- CHALLENGE
Below are some records; give them all again exactly, but not the pictures.

- THE INPUT
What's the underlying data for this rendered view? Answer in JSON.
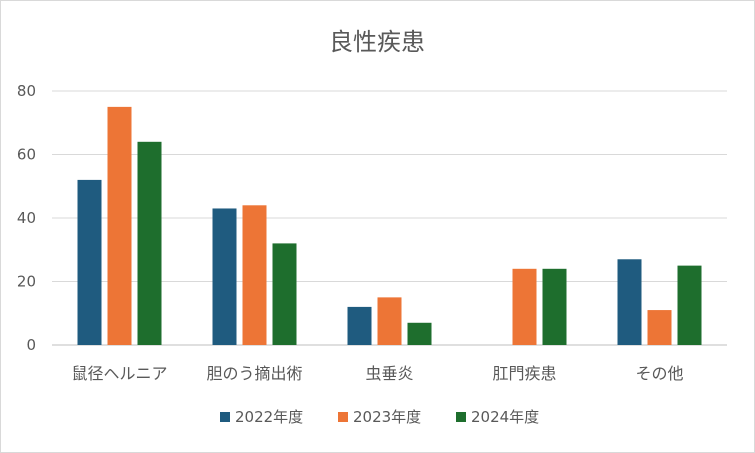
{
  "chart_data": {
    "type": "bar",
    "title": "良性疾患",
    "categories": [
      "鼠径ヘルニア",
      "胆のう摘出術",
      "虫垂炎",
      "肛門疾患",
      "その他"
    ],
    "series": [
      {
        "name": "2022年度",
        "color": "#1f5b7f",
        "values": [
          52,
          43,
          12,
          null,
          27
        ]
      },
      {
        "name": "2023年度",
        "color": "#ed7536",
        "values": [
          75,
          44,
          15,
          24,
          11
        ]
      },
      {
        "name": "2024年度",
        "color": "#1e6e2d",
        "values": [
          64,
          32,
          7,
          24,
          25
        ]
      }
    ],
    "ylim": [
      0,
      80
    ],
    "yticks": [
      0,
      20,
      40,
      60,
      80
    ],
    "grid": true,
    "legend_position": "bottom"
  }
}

- OUTPUT BELOW
What's the underlying data for this rendered view? Answer in JSON.
{
  "chart_data": {
    "type": "bar",
    "title": "良性疾患",
    "categories": [
      "鼠径ヘルニア",
      "胆のう摘出術",
      "虫垂炎",
      "肛門疾患",
      "その他"
    ],
    "series": [
      {
        "name": "2022年度",
        "color": "#1f5b7f",
        "values": [
          52,
          43,
          12,
          null,
          27
        ]
      },
      {
        "name": "2023年度",
        "color": "#ed7536",
        "values": [
          75,
          44,
          15,
          24,
          11
        ]
      },
      {
        "name": "2024年度",
        "color": "#1e6e2d",
        "values": [
          64,
          32,
          7,
          24,
          25
        ]
      }
    ],
    "ylim": [
      0,
      80
    ],
    "yticks": [
      0,
      20,
      40,
      60,
      80
    ],
    "grid": true,
    "legend_position": "bottom"
  }
}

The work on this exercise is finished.